## DATA FOR THE TASK
>>>

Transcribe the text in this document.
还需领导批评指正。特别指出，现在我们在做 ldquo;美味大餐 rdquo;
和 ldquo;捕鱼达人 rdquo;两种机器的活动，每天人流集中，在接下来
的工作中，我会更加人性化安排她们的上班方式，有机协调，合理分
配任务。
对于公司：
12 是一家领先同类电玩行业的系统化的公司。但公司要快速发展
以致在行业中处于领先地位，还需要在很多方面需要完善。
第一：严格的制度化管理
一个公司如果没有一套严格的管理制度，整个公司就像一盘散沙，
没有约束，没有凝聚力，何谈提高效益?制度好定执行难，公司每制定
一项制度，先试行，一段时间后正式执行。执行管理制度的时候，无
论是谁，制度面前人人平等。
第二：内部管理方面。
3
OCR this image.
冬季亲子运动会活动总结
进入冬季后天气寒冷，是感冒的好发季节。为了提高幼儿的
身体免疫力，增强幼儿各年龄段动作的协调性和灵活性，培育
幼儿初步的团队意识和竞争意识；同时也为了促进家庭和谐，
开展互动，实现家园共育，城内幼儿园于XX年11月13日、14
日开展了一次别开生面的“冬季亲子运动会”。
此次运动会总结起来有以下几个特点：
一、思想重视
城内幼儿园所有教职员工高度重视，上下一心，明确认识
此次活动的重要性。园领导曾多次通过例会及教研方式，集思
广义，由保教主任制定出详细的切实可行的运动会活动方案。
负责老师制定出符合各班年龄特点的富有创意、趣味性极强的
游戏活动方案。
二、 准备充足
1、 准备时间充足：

<<<

## PROBLEM DESCRIPTION
Copy out the material word for word and line for line.

## ANSWER
Transcribe the text in this document.
还需领导批评指正。特别指出，现在我们在做 ldquo;美味大餐 rdquo;
和 ldquo;捕鱼达人 rdquo;两种机器的活动，每天人流集中，在接下来
的工作中，我会更加人性化安排她们的上班方式，有机协调，合理分
配任务。
对于公司：
12 是一家领先同类电玩行业的系统化的公司。但公司要快速发展
以致在行业中处于领先地位，还需要在很多方面需要完善。
第一：严格的制度化管理
一个公司如果没有一套严格的管理制度，整个公司就像一盘散沙，
没有约束，没有凝聚力，何谈提高效益?制度好定执行难，公司每制定
一项制度，先试行，一段时间后正式执行。执行管理制度的时候，无
论是谁，制度面前人人平等。
第二：内部管理方面。
3
OCR this image.
冬季亲子运动会活动总结
进入冬季后天气寒冷，是感冒的好发季节。为了提高幼儿的
身体免疫力，增强幼儿各年龄段动作的协调性和灵活性，培育
幼儿初步的团队意识和竞争意识；同时也为了促进家庭和谐，
开展互动，实现家园共育，城内幼儿园于XX年11月13日、14
日开展了一次别开生面的“冬季亲子运动会”。
此次运动会总结起来有以下几个特点：
一、思想重视
城内幼儿园所有教职员工高度重视，上下一心，明确认识
此次活动的重要性。园领导曾多次通过例会及教研方式，集思
广义，由保教主任制定出详细的切实可行的运动会活动方案。
负责老师制定出符合各班年龄特点的富有创意、趣味性极强的
游戏活动方案。
二、 准备充足
1、 准备时间充足：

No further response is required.